** BEGIN **
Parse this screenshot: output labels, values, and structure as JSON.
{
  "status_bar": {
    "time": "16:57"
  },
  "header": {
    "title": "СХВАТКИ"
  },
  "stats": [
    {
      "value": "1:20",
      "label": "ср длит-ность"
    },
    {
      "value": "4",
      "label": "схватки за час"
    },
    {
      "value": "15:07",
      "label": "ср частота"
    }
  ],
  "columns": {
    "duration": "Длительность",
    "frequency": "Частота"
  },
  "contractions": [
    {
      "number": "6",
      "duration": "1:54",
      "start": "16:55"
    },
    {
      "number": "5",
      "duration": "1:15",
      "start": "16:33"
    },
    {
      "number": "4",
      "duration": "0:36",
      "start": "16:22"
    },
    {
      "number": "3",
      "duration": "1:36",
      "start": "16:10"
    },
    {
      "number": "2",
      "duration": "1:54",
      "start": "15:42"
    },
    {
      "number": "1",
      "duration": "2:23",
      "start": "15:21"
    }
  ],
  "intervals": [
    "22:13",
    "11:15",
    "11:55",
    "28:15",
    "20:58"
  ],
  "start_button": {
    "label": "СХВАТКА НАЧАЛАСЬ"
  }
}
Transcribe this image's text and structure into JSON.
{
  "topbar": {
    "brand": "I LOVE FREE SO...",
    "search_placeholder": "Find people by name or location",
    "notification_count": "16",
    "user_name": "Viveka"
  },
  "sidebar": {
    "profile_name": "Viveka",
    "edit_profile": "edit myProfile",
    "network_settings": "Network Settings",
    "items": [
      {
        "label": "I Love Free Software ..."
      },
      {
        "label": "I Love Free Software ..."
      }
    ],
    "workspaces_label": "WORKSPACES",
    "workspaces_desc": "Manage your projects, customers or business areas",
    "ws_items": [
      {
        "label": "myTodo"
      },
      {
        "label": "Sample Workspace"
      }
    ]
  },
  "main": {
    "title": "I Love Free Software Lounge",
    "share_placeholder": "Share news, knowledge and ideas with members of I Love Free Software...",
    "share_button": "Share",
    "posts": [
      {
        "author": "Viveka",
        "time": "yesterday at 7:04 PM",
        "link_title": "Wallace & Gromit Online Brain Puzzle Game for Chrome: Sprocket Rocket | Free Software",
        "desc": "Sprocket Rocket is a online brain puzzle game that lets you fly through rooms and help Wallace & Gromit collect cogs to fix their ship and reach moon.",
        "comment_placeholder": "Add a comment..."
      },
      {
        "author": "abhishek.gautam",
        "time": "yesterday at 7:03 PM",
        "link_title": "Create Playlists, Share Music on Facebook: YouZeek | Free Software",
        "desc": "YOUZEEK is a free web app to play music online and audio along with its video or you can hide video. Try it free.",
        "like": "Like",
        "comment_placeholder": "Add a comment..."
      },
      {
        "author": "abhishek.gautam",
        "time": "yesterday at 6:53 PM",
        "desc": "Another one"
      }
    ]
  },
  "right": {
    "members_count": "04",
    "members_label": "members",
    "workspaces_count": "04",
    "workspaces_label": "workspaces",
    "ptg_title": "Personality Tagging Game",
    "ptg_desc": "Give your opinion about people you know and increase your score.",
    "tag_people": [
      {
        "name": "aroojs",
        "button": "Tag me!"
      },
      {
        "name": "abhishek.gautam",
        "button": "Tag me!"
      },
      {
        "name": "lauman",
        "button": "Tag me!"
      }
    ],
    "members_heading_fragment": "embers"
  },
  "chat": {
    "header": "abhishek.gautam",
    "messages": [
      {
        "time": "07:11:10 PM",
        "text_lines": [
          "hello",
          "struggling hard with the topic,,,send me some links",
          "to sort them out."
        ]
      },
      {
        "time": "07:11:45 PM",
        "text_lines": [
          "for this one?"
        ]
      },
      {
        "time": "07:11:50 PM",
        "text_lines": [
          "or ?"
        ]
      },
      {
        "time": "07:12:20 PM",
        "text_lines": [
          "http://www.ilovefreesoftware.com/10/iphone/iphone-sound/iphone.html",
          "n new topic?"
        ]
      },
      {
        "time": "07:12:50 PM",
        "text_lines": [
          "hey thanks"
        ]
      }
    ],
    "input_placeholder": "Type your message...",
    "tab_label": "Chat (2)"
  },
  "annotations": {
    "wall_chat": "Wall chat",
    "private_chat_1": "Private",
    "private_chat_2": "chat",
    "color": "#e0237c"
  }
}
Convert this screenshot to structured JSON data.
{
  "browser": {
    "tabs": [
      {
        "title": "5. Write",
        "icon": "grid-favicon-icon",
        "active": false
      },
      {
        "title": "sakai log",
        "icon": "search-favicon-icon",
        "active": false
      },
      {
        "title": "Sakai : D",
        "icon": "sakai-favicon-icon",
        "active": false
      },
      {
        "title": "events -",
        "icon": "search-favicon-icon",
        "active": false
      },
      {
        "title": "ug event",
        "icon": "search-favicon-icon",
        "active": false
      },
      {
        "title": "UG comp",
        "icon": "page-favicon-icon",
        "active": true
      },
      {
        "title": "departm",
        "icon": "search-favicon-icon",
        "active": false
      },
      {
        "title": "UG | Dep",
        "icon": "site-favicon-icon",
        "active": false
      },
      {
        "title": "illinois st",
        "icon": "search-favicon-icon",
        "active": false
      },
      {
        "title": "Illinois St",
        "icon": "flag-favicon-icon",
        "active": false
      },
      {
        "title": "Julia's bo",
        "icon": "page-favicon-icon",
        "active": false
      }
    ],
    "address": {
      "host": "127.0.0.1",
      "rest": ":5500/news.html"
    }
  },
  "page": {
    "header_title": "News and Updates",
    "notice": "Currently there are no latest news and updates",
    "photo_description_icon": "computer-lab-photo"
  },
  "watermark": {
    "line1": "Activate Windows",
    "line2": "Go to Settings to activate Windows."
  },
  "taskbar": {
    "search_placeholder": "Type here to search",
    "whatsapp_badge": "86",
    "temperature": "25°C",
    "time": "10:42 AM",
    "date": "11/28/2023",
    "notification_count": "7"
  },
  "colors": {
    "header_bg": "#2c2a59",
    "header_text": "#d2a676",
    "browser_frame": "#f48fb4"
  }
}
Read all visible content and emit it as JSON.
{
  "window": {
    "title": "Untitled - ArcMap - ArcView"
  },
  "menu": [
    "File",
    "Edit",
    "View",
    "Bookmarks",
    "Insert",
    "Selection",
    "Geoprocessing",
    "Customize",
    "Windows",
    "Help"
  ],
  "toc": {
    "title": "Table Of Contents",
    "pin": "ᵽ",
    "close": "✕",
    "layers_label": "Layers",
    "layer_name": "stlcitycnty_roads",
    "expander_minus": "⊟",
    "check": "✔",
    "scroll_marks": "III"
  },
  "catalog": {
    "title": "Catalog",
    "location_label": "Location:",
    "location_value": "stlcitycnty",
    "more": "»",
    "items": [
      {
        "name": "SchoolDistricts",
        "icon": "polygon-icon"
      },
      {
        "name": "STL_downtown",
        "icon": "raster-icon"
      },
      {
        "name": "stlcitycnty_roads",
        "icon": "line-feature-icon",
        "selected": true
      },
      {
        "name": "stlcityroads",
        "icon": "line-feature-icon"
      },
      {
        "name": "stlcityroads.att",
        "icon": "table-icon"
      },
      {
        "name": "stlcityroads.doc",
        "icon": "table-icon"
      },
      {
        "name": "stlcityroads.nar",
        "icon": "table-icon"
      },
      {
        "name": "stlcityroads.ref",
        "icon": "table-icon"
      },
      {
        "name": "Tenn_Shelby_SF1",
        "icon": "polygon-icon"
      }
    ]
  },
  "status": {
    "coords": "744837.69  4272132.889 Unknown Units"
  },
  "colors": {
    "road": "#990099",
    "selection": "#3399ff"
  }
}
** END **
What is expected
Write out every line of the records exactly.

The response
Parse this screenshot: output labels, values, and structure as JSON.
{
  "status_bar": {
    "time": "16:57"
  },
  "header": {
    "title": "СХВАТКИ"
  },
  "stats": [
    {
      "value": "1:20",
      "label": "ср длит-ность"
    },
    {
      "value": "4",
      "label": "схватки за час"
    },
    {
      "value": "15:07",
      "label": "ср частота"
    }
  ],
  "columns": {
    "duration": "Длительность",
    "frequency": "Частота"
  },
  "contractions": [
    {
      "number": "6",
      "duration": "1:54",
      "start": "16:55"
    },
    {
      "number": "5",
      "duration": "1:15",
      "start": "16:33"
    },
    {
      "number": "4",
      "duration": "0:36",
      "start": "16:22"
    },
    {
      "number": "3",
      "duration": "1:36",
      "start": "16:10"
    },
    {
      "number": "2",
      "duration": "1:54",
      "start": "15:42"
    },
    {
      "number": "1",
      "duration": "2:23",
      "start": "15:21"
    }
  ],
  "intervals": [
    "22:13",
    "11:15",
    "11:55",
    "28:15",
    "20:58"
  ],
  "start_button": {
    "label": "СХВАТКА НАЧАЛАСЬ"
  }
}
Transcribe this image's text and structure into JSON.
{
  "topbar": {
    "brand": "I LOVE FREE SO...",
    "search_placeholder": "Find people by name or location",
    "notification_count": "16",
    "user_name": "Viveka"
  },
  "sidebar": {
    "profile_name": "Viveka",
    "edit_profile": "edit myProfile",
    "network_settings": "Network Settings",
    "items": [
      {
        "label": "I Love Free Software ..."
      },
      {
        "label": "I Love Free Software ..."
      }
    ],
    "workspaces_label": "WORKSPACES",
    "workspaces_desc": "Manage your projects, customers or business areas",
    "ws_items": [
      {
        "label": "myTodo"
      },
      {
        "label": "Sample Workspace"
      }
    ]
  },
  "main": {
    "title": "I Love Free Software Lounge",
    "share_placeholder": "Share news, knowledge and ideas with members of I Love Free Software...",
    "share_button": "Share",
    "posts": [
      {
        "author": "Viveka",
        "time": "yesterday at 7:04 PM",
        "link_title": "Wallace & Gromit Online Brain Puzzle Game for Chrome: Sprocket Rocket | Free Software",
        "desc": "Sprocket Rocket is a online brain puzzle game that lets you fly through rooms and help Wallace & Gromit collect cogs to fix their ship and reach moon.",
        "comment_placeholder": "Add a comment..."
      },
      {
        "author": "abhishek.gautam",
        "time": "yesterday at 7:03 PM",
        "link_title": "Create Playlists, Share Music on Facebook: YouZeek | Free Software",
        "desc": "YOUZEEK is a free web app to play music online and audio along with its video or you can hide video. Try it free.",
        "like": "Like",
        "comment_placeholder": "Add a comment..."
      },
      {
        "author": "abhishek.gautam",
        "time": "yesterday at 6:53 PM",
        "desc": "Another one"
      }
    ]
  },
  "right": {
    "members_count": "04",
    "members_label": "members",
    "workspaces_count": "04",
    "workspaces_label": "workspaces",
    "ptg_title": "Personality Tagging Game",
    "ptg_desc": "Give your opinion about people you know and increase your score.",
    "tag_people": [
      {
        "name": "aroojs",
        "button": "Tag me!"
      },
      {
        "name": "abhishek.gautam",
        "button": "Tag me!"
      },
      {
        "name": "lauman",
        "button": "Tag me!"
      }
    ],
    "members_heading_fragment": "embers"
  },
  "chat": {
    "header": "abhishek.gautam",
    "messages": [
      {
        "time": "07:11:10 PM",
        "text_lines": [
          "hello",
          "struggling hard with the topic,,,send me some links",
          "to sort them out."
        ]
      },
      {
        "time": "07:11:45 PM",
        "text_lines": [
          "for this one?"
        ]
      },
      {
        "time": "07:11:50 PM",
        "text_lines": [
          "or ?"
        ]
      },
      {
        "time": "07:12:20 PM",
        "text_lines": [
          "http://www.ilovefreesoftware.com/10/iphone/iphone-sound/iphone.html",
          "n new topic?"
        ]
      },
      {
        "time": "07:12:50 PM",
        "text_lines": [
          "hey thanks"
        ]
      }
    ],
    "input_placeholder": "Type your message...",
    "tab_label": "Chat (2)"
  },
  "annotations": {
    "wall_chat": "Wall chat",
    "private_chat_1": "Private",
    "private_chat_2": "chat",
    "color": "#e0237c"
  }
}
Convert this screenshot to structured JSON data.
{
  "browser": {
    "tabs": [
      {
        "title": "5. Write",
        "icon": "grid-favicon-icon",
        "active": false
      },
      {
        "title": "sakai log",
        "icon": "search-favicon-icon",
        "active": false
      },
      {
        "title": "Sakai : D",
        "icon": "sakai-favicon-icon",
        "active": false
      },
      {
        "title": "events -",
        "icon": "search-favicon-icon",
        "active": false
      },
      {
        "title": "ug event",
        "icon": "search-favicon-icon",
        "active": false
      },
      {
        "title": "UG comp",
        "icon": "page-favicon-icon",
        "active": true
      },
      {
        "title": "departm",
        "icon": "search-favicon-icon",
        "active": false
      },
      {
        "title": "UG | Dep",
        "icon": "site-favicon-icon",
        "active": false
      },
      {
        "title": "illinois st",
        "icon": "search-favicon-icon",
        "active": false
      },
      {
        "title": "Illinois St",
        "icon": "flag-favicon-icon",
        "active": false
      },
      {
        "title": "Julia's bo",
        "icon": "page-favicon-icon",
        "active": false
      }
    ],
    "address": {
      "host": "127.0.0.1",
      "rest": ":5500/news.html"
    }
  },
  "page": {
    "header_title": "News and Updates",
    "notice": "Currently there are no latest news and updates",
    "photo_description_icon": "computer-lab-photo"
  },
  "watermark": {
    "line1": "Activate Windows",
    "line2": "Go to Settings to activate Windows."
  },
  "taskbar": {
    "search_placeholder": "Type here to search",
    "whatsapp_badge": "86",
    "temperature": "25°C",
    "time": "10:42 AM",
    "date": "11/28/2023",
    "notification_count": "7"
  },
  "colors": {
    "header_bg": "#2c2a59",
    "header_text": "#d2a676",
    "browser_frame": "#f48fb4"
  }
}
Read all visible content and emit it as JSON.
{
  "window": {
    "title": "Untitled - ArcMap - ArcView"
  },
  "menu": [
    "File",
    "Edit",
    "View",
    "Bookmarks",
    "Insert",
    "Selection",
    "Geoprocessing",
    "Customize",
    "Windows",
    "Help"
  ],
  "toc": {
    "title": "Table Of Contents",
    "pin": "ᵽ",
    "close": "✕",
    "layers_label": "Layers",
    "layer_name": "stlcitycnty_roads",
    "expander_minus": "⊟",
    "check": "✔",
    "scroll_marks": "III"
  },
  "catalog": {
    "title": "Catalog",
    "location_label": "Location:",
    "location_value": "stlcitycnty",
    "more": "»",
    "items": [
      {
        "name": "SchoolDistricts",
        "icon": "polygon-icon"
      },
      {
        "name": "STL_downtown",
        "icon": "raster-icon"
      },
      {
        "name": "stlcitycnty_roads",
        "icon": "line-feature-icon",
        "selected": true
      },
      {
        "name": "stlcityroads",
        "icon": "line-feature-icon"
      },
      {
        "name": "stlcityroads.att",
        "icon": "table-icon"
      },
      {
        "name": "stlcityroads.doc",
        "icon": "table-icon"
      },
      {
        "name": "stlcityroads.nar",
        "icon": "table-icon"
      },
      {
        "name": "stlcityroads.ref",
        "icon": "table-icon"
      },
      {
        "name": "Tenn_Shelby_SF1",
        "icon": "polygon-icon"
      }
    ]
  },
  "status": {
    "coords": "744837.69  4272132.889 Unknown Units"
  },
  "colors": {
    "road": "#990099",
    "selection": "#3399ff"
  }
}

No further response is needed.